[Exercise] Make an exact copy of all the entries below, with the pictures left out.

[Extracted records]

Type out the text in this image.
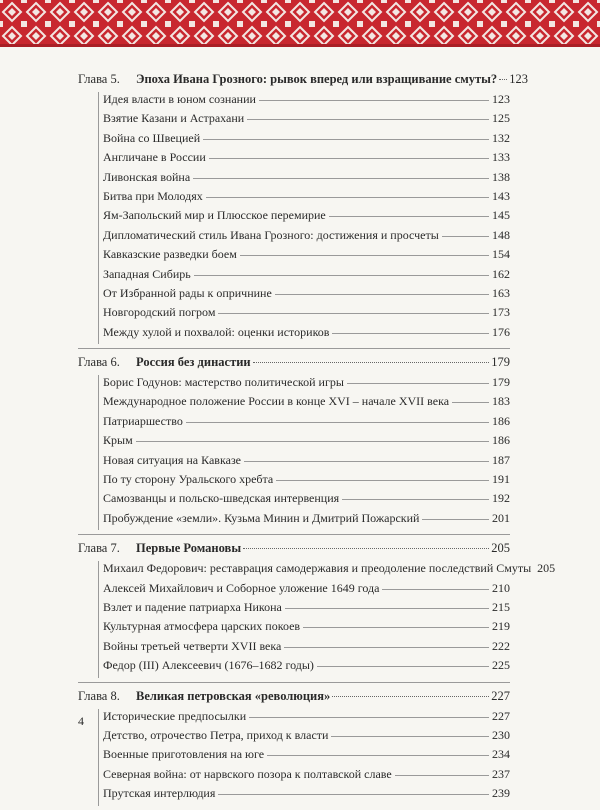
Глава 5.	Эпоха Ивана Грозного: рывок вперед или взращивание смуты? 123
Идея власти в юном сознании	123
Взятие Казани и Астрахани	125
Война со Швецией	132
Англичане в России	133
Ливонская война	138
Битва при Молодях	143
Ям-Запольский мир и Плюсское перемирие	145
Дипломатический стиль Ивана Грозного: достижения и просчеты	148
Кавказские разведки боем	154
Западная Сибирь	162
От Избранной рады к опричнине	163
Новгородский погром	173
Между хулой и похвалой: оценки историков	176
Глава 6.	Россия без династии	179
Борис Годунов: мастерство политической игры	179
Международное положение России в конце XVI – начале XVII века	183
Патриаршество	186
Крым	186
Новая ситуация на Кавказе	187
По ту сторону Уральского хребта	191
Самозванцы и польско-шведская интервенция	192
Пробуждение «земли». Кузьма Минин и Дмитрий Пожарский	201
Глава 7.	Первые Романовы	205
Михаил Федорович: реставрация самодержавия и преодоление последствий Смуты 205
Алексей Михайлович и Соборное уложение 1649 года	210
Взлет и падение патриарха Никона	215
Культурная атмосфера царских покоев	219
Войны третьей четверти XVII века	222
Федор (III) Алексеевич (1676–1682 годы)	225
Глава 8.	Великая петровская «революция»	227
Исторические предпосылки	227
Детство, отрочество Петра, приход к власти	230
Военные приготовления на юге	234
Северная война: от нарвского позора к полтавской славе	237
Прутская интерлюдия	239
4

[Answer to the task]
Type out the text in this image.
Глава 5.	Эпоха Ивана Грозного: рывок вперед или взращивание смуты? 123
Идея власти в юном сознании	123
Взятие Казани и Астрахани	125
Война со Швецией	132
Англичане в России	133
Ливонская война	138
Битва при Молодях	143
Ям-Запольский мир и Плюсское перемирие	145
Дипломатический стиль Ивана Грозного: достижения и просчеты	148
Кавказские разведки боем	154
Западная Сибирь	162
От Избранной рады к опричнине	163
Новгородский погром	173
Между хулой и похвалой: оценки историков	176
Глава 6.	Россия без династии	179
Борис Годунов: мастерство политической игры	179
Международное положение России в конце XVI – начале XVII века	183
Патриаршество	186
Крым	186
Новая ситуация на Кавказе	187
По ту сторону Уральского хребта	191
Самозванцы и польско-шведская интервенция	192
Пробуждение «земли». Кузьма Минин и Дмитрий Пожарский	201
Глава 7.	Первые Романовы	205
Михаил Федорович: реставрация самодержавия и преодоление последствий Смуты 205
Алексей Михайлович и Соборное уложение 1649 года	210
Взлет и падение патриарха Никона	215
Культурная атмосфера царских покоев	219
Войны третьей четверти XVII века	222
Федор (III) Алексеевич (1676–1682 годы)	225
Глава 8.	Великая петровская «революция»	227
Исторические предпосылки	227
Детство, отрочество Петра, приход к власти	230
Военные приготовления на юге	234
Северная война: от нарвского позора к полтавской славе	237
Прутская интерлюдия	239
4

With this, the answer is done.